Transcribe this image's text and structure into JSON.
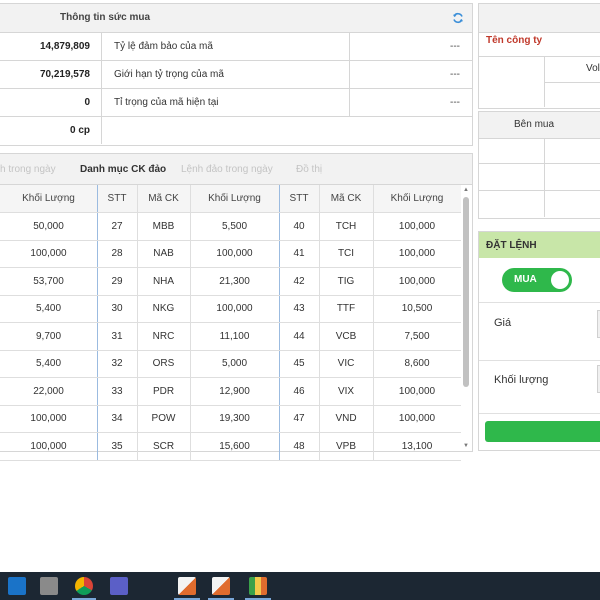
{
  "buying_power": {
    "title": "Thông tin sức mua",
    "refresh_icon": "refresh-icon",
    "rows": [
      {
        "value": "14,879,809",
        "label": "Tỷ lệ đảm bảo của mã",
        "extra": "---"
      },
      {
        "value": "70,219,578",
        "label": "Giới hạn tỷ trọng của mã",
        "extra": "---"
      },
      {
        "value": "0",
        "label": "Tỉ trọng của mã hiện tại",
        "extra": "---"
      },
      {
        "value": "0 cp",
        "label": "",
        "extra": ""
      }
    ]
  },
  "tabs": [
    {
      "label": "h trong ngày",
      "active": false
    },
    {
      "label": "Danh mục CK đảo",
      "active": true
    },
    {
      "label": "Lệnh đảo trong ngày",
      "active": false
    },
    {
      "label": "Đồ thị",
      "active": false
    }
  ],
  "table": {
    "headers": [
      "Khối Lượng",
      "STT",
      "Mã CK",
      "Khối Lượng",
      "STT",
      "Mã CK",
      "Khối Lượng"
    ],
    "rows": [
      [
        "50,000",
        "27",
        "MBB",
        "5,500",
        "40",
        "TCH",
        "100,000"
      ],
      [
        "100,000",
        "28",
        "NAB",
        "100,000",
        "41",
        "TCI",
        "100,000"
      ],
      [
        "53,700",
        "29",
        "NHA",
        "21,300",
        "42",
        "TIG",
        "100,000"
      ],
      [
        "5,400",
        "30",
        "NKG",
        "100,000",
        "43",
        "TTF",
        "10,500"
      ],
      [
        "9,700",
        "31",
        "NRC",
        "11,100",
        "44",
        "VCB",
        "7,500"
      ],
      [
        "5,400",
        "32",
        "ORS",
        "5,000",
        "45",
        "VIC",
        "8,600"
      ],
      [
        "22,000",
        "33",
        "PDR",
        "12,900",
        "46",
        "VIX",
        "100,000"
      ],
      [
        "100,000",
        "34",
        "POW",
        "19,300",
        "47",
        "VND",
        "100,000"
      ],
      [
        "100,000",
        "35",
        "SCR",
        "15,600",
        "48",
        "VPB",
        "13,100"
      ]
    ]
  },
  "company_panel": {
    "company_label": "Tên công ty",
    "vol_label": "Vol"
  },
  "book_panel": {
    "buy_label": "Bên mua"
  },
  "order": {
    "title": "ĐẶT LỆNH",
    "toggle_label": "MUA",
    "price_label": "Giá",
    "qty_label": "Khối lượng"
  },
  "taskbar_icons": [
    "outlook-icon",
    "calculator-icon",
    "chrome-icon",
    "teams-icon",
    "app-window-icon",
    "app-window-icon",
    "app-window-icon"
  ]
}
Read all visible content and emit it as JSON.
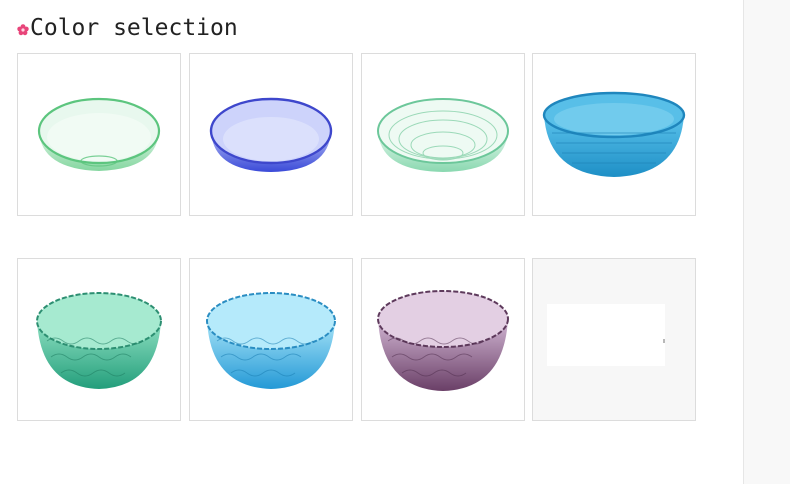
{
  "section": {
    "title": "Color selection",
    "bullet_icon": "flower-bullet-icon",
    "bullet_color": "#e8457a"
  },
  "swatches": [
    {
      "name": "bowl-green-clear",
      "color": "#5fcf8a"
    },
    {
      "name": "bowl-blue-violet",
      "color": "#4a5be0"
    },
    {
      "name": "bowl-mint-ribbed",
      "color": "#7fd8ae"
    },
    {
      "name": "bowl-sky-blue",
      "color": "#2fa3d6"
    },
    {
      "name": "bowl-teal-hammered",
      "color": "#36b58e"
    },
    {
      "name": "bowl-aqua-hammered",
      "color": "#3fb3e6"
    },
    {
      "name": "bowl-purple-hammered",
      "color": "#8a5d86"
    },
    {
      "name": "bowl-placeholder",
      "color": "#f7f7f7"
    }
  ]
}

**********

Make an exact copy of the whole listing, but don't bring over any pictures.

Transcribe this image's text and structure into JSON.
{
  "buying_power": {
    "title": "Thông tin sức mua",
    "refresh_icon": "refresh-icon",
    "rows": [
      {
        "value": "14,879,809",
        "label": "Tỷ lệ đảm bảo của mã",
        "extra": "---"
      },
      {
        "value": "70,219,578",
        "label": "Giới hạn tỷ trọng của mã",
        "extra": "---"
      },
      {
        "value": "0",
        "label": "Tỉ trọng của mã hiện tại",
        "extra": "---"
      },
      {
        "value": "0 cp",
        "label": "",
        "extra": ""
      }
    ]
  },
  "tabs": [
    {
      "label": "h trong ngày",
      "active": false
    },
    {
      "label": "Danh mục CK đảo",
      "active": true
    },
    {
      "label": "Lệnh đảo trong ngày",
      "active": false
    },
    {
      "label": "Đồ thị",
      "active": false
    }
  ],
  "table": {
    "headers": [
      "Khối Lượng",
      "STT",
      "Mã CK",
      "Khối Lượng",
      "STT",
      "Mã CK",
      "Khối Lượng"
    ],
    "rows": [
      [
        "50,000",
        "27",
        "MBB",
        "5,500",
        "40",
        "TCH",
        "100,000"
      ],
      [
        "100,000",
        "28",
        "NAB",
        "100,000",
        "41",
        "TCI",
        "100,000"
      ],
      [
        "53,700",
        "29",
        "NHA",
        "21,300",
        "42",
        "TIG",
        "100,000"
      ],
      [
        "5,400",
        "30",
        "NKG",
        "100,000",
        "43",
        "TTF",
        "10,500"
      ],
      [
        "9,700",
        "31",
        "NRC",
        "11,100",
        "44",
        "VCB",
        "7,500"
      ],
      [
        "5,400",
        "32",
        "ORS",
        "5,000",
        "45",
        "VIC",
        "8,600"
      ],
      [
        "22,000",
        "33",
        "PDR",
        "12,900",
        "46",
        "VIX",
        "100,000"
      ],
      [
        "100,000",
        "34",
        "POW",
        "19,300",
        "47",
        "VND",
        "100,000"
      ],
      [
        "100,000",
        "35",
        "SCR",
        "15,600",
        "48",
        "VPB",
        "13,100"
      ]
    ]
  },
  "company_panel": {
    "company_label": "Tên công ty",
    "vol_label": "Vol"
  },
  "book_panel": {
    "buy_label": "Bên mua"
  },
  "order": {
    "title": "ĐẶT LỆNH",
    "toggle_label": "MUA",
    "price_label": "Giá",
    "qty_label": "Khối lượng"
  },
  "taskbar_icons": [
    "outlook-icon",
    "calculator-icon",
    "chrome-icon",
    "teams-icon",
    "app-window-icon",
    "app-window-icon",
    "app-window-icon"
  ]
}
Read all visible content and emit it as JSON.
{
  "section": {
    "title": "Color selection",
    "bullet_icon": "flower-bullet-icon",
    "bullet_color": "#e8457a"
  },
  "swatches": [
    {
      "name": "bowl-green-clear",
      "color": "#5fcf8a"
    },
    {
      "name": "bowl-blue-violet",
      "color": "#4a5be0"
    },
    {
      "name": "bowl-mint-ribbed",
      "color": "#7fd8ae"
    },
    {
      "name": "bowl-sky-blue",
      "color": "#2fa3d6"
    },
    {
      "name": "bowl-teal-hammered",
      "color": "#36b58e"
    },
    {
      "name": "bowl-aqua-hammered",
      "color": "#3fb3e6"
    },
    {
      "name": "bowl-purple-hammered",
      "color": "#8a5d86"
    },
    {
      "name": "bowl-placeholder",
      "color": "#f7f7f7"
    }
  ]
}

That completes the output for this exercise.